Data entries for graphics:

-*-*-

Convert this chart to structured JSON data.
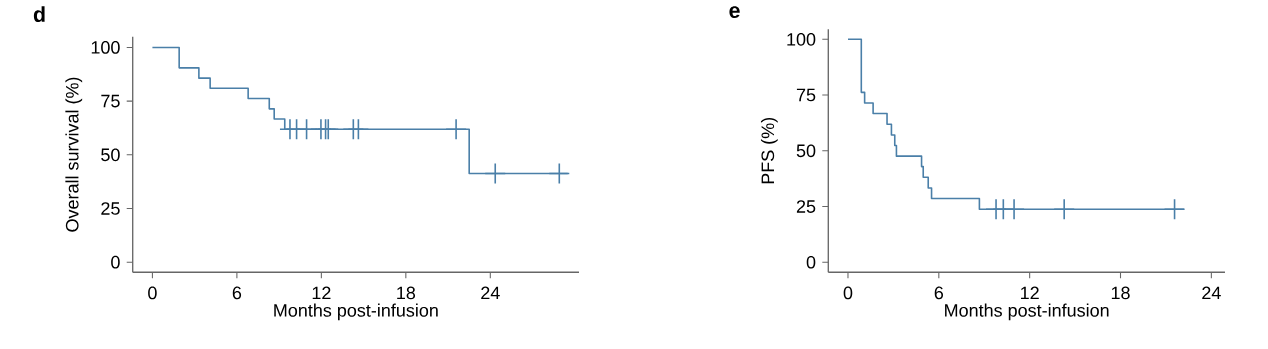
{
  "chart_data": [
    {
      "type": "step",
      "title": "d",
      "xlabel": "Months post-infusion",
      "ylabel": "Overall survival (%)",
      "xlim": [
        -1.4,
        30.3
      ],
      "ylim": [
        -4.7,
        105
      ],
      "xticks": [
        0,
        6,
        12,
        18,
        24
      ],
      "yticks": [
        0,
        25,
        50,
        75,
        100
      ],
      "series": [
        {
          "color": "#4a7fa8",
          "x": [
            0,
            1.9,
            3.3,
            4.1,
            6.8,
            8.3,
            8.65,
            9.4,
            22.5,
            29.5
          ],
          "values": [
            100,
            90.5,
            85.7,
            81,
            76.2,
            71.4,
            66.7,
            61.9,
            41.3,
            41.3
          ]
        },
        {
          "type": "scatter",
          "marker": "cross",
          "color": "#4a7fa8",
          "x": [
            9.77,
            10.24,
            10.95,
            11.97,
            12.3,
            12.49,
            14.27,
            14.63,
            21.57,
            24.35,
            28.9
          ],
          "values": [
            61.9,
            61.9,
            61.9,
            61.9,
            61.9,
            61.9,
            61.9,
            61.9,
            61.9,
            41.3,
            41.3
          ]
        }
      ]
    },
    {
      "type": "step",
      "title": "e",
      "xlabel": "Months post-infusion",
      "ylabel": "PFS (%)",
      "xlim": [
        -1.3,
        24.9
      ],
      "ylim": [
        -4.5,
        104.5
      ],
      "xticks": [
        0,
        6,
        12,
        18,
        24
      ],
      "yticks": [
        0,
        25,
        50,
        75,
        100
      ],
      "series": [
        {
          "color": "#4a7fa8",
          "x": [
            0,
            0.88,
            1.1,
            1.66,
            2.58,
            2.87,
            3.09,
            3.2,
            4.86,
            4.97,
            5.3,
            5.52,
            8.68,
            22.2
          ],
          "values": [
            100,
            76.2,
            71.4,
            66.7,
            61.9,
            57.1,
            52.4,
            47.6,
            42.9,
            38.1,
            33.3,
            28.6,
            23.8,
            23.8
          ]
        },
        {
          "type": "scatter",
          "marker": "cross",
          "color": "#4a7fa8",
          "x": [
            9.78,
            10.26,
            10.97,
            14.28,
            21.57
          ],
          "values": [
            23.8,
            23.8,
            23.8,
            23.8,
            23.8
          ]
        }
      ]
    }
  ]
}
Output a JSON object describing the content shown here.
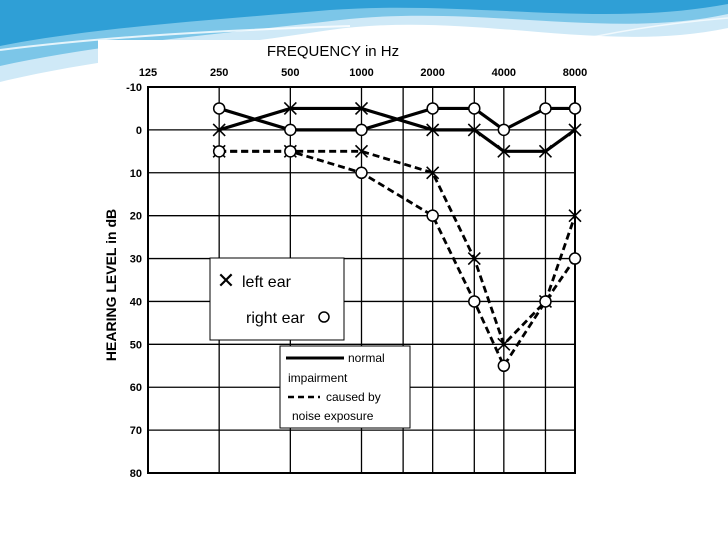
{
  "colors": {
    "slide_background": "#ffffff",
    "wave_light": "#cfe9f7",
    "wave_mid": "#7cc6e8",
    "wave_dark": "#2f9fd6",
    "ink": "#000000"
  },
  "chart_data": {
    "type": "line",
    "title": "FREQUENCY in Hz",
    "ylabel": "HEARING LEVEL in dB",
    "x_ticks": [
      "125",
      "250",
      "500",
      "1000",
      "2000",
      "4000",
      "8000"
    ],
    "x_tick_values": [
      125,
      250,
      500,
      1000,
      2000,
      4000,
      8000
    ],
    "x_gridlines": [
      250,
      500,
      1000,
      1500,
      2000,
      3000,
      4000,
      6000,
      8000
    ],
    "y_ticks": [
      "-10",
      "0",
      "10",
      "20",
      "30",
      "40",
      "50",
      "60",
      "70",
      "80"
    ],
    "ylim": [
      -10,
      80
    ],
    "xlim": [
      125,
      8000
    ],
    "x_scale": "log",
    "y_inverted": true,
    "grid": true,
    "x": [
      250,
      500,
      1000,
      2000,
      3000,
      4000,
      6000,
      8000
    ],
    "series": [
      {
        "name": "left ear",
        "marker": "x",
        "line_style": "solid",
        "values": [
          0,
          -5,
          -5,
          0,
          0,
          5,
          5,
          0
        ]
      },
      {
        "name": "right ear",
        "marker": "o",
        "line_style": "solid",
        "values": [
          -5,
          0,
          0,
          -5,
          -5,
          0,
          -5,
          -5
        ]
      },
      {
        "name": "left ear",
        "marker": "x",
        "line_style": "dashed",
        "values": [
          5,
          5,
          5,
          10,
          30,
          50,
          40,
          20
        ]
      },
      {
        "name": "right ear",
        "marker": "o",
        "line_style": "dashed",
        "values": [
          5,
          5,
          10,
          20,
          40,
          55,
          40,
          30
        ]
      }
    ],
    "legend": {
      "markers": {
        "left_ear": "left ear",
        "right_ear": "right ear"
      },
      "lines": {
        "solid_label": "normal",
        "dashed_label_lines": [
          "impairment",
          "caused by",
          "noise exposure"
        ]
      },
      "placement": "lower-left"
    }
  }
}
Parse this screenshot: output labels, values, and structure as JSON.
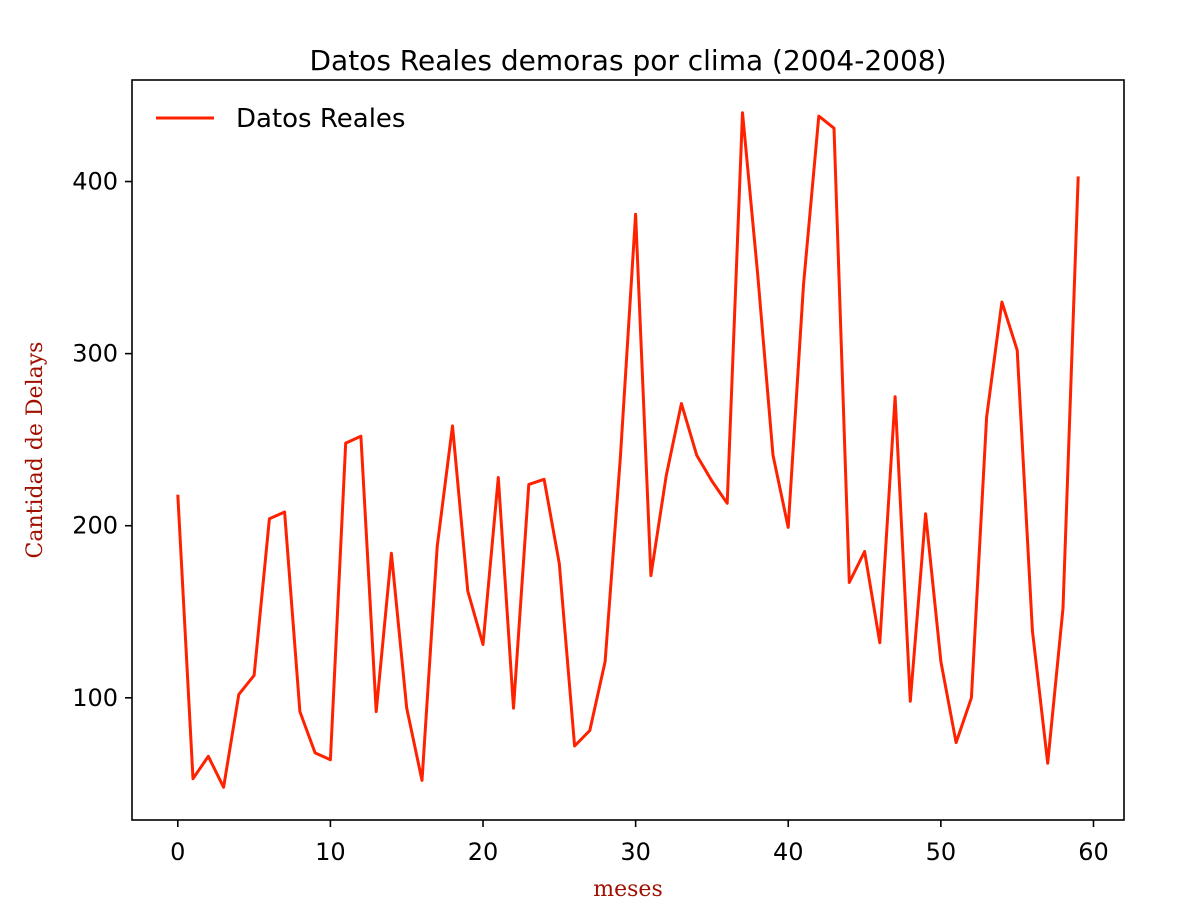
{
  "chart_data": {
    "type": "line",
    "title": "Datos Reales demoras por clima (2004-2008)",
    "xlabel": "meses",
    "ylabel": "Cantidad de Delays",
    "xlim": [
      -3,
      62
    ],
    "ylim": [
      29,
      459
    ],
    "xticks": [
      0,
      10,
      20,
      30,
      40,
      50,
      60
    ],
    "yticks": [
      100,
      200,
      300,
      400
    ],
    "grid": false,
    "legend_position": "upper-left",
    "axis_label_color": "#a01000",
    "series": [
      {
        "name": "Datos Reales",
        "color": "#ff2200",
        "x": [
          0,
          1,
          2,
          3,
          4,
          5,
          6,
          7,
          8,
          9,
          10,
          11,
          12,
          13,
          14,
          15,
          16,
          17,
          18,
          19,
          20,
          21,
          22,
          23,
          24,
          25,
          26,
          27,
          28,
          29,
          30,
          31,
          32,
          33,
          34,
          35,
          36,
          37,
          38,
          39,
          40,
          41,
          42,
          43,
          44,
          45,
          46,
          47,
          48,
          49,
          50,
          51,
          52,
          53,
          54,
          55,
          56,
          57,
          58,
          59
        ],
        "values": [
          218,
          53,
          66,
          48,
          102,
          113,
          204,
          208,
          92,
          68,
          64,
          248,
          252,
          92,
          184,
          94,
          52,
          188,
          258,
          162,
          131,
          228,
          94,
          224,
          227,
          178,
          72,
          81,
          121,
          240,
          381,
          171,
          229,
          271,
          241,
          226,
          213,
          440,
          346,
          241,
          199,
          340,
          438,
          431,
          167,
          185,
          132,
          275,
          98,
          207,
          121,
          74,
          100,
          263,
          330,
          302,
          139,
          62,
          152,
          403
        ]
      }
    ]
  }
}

-*-*-

Task to complete: Find the lines with the string "ylabel" and reproduce them.

Solution to the exercise:
      "ylabel": "Overall survival (%)",
      "ylabel": "PFS (%)",
    "ylabel": "HEARING LEVEL in dB",
    "ylabel": "Cantidad de Delays",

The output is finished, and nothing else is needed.